(Rows from a figure dataset)
[START]

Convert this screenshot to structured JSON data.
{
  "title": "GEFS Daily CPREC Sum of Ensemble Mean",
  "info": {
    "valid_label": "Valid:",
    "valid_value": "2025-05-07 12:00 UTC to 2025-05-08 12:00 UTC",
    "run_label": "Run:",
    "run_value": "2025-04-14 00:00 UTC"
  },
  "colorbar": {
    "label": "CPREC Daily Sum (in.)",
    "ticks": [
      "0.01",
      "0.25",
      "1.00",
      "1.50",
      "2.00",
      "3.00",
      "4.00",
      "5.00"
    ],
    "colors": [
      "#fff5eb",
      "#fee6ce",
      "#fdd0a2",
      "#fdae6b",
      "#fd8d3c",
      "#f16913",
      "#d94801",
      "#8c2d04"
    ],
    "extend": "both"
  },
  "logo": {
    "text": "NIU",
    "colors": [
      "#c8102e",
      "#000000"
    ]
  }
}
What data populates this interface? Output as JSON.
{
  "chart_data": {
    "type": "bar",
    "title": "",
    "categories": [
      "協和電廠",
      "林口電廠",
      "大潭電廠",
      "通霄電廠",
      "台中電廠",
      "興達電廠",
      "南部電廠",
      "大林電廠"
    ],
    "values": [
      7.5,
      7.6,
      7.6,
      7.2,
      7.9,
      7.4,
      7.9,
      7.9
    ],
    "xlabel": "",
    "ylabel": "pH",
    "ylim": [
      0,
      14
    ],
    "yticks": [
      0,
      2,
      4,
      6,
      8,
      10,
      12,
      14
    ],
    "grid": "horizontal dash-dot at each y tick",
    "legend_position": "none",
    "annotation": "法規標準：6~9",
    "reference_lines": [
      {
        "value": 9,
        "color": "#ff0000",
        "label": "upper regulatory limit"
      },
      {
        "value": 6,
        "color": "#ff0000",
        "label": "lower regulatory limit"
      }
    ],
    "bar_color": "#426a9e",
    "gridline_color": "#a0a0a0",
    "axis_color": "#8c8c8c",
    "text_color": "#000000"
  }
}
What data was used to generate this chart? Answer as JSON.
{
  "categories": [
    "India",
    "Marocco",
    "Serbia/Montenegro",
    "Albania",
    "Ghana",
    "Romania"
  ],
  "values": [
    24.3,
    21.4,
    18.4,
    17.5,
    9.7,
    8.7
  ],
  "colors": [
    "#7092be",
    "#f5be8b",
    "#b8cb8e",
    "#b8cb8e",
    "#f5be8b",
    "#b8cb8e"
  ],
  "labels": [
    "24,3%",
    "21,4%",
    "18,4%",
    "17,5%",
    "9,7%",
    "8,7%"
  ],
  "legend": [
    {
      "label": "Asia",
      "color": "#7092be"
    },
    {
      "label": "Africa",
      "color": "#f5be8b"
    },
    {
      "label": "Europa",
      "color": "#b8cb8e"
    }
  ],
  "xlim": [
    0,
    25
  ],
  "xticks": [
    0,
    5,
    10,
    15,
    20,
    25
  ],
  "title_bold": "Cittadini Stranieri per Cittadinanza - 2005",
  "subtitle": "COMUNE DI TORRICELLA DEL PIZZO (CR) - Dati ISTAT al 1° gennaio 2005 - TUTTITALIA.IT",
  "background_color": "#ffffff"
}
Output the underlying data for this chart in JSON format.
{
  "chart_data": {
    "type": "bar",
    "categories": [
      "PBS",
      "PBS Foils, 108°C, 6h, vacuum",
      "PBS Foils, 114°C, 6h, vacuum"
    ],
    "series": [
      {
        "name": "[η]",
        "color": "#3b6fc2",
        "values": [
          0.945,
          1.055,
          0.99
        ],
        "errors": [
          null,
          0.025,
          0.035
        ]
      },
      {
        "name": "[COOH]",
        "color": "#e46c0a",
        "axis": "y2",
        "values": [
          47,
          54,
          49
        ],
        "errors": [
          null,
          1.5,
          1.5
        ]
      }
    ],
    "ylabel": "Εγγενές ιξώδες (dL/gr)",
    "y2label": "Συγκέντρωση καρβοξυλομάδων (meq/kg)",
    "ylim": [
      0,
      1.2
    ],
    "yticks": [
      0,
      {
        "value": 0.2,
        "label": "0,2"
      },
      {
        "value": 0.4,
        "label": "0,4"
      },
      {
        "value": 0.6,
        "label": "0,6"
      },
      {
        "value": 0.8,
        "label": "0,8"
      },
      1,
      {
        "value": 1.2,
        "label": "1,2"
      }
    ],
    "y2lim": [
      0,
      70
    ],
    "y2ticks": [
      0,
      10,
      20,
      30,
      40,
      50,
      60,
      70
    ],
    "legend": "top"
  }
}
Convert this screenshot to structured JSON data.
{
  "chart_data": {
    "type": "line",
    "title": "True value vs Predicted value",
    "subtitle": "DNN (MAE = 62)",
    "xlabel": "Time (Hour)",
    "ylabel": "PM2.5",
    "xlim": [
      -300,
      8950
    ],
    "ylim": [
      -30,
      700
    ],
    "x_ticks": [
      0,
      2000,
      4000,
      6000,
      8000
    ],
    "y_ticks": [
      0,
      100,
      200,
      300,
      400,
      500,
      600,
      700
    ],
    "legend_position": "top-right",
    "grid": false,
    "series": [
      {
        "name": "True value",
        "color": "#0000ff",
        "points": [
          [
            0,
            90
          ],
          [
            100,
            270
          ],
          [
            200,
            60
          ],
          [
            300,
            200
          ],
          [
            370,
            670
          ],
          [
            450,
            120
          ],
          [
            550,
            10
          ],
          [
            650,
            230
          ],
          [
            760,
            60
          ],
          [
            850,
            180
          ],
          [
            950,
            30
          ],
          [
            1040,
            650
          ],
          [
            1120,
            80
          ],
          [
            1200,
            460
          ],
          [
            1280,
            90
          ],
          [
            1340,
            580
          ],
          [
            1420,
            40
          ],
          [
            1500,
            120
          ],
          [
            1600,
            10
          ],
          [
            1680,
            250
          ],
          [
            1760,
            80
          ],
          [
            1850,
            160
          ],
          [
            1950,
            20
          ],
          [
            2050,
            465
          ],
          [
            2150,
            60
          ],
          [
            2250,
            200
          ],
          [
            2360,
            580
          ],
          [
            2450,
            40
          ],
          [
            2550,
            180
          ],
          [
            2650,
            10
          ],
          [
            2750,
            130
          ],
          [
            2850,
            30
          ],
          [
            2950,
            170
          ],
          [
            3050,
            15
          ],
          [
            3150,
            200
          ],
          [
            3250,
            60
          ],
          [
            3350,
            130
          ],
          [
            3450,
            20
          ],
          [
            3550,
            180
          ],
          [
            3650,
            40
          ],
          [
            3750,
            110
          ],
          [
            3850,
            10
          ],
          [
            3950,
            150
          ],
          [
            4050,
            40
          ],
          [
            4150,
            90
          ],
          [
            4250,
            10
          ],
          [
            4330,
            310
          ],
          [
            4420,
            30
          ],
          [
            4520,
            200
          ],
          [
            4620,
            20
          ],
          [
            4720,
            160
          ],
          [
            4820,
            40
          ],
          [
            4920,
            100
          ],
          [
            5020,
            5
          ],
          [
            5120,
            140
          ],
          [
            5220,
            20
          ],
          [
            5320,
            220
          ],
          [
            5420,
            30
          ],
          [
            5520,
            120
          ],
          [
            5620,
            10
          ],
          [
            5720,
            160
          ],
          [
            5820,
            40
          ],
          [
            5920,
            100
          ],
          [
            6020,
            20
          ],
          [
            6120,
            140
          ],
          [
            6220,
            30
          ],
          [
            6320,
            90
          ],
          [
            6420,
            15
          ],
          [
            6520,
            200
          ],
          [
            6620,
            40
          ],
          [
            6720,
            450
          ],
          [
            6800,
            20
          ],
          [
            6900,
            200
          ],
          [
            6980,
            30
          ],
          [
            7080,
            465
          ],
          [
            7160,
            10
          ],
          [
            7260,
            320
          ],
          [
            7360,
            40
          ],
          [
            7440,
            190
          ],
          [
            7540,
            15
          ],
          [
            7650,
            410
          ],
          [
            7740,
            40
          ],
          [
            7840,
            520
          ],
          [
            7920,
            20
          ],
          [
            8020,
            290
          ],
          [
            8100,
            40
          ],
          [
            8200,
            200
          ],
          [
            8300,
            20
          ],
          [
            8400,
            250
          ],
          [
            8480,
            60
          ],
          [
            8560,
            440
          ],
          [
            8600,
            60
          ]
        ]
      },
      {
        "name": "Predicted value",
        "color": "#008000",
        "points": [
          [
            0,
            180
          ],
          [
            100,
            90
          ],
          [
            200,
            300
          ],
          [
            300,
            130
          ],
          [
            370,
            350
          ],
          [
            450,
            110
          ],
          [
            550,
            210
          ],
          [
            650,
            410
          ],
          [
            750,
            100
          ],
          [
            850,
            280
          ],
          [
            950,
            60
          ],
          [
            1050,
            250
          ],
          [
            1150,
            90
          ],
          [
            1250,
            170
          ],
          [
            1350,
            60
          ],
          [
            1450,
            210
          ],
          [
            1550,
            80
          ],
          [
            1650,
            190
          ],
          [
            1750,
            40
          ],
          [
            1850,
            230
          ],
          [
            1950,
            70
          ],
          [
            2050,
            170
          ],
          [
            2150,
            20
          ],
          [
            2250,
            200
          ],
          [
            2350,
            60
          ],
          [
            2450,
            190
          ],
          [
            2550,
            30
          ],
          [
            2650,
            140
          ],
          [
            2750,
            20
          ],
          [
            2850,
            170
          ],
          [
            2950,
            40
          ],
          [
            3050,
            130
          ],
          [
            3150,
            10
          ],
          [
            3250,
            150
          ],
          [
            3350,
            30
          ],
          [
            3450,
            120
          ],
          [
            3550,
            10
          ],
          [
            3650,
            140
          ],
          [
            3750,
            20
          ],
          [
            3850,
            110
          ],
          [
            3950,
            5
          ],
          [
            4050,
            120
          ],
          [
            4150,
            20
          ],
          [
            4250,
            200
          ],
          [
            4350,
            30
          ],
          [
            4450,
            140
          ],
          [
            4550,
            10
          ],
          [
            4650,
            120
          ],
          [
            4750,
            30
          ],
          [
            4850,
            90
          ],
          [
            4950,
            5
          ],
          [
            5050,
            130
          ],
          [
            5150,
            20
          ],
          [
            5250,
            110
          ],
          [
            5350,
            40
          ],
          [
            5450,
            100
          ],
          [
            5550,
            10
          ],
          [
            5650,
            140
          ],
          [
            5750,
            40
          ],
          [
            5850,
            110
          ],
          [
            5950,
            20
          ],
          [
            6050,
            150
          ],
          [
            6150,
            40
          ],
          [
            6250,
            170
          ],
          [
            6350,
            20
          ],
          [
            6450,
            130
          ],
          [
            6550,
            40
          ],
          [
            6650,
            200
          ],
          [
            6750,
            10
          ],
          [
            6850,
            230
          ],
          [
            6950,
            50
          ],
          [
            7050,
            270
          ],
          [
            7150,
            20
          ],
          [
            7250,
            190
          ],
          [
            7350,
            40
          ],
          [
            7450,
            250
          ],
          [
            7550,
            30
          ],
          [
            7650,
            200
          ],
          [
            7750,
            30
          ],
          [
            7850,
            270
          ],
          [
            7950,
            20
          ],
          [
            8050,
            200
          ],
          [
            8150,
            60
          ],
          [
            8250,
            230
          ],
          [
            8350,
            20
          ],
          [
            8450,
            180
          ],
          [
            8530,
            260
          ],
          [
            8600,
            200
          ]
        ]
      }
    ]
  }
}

[END]

> **WRITTEN REQUEST**:
Tally the lines that hold the string "Foils" and state the total, nothing more.

> **RESPONSE BELOW**:
2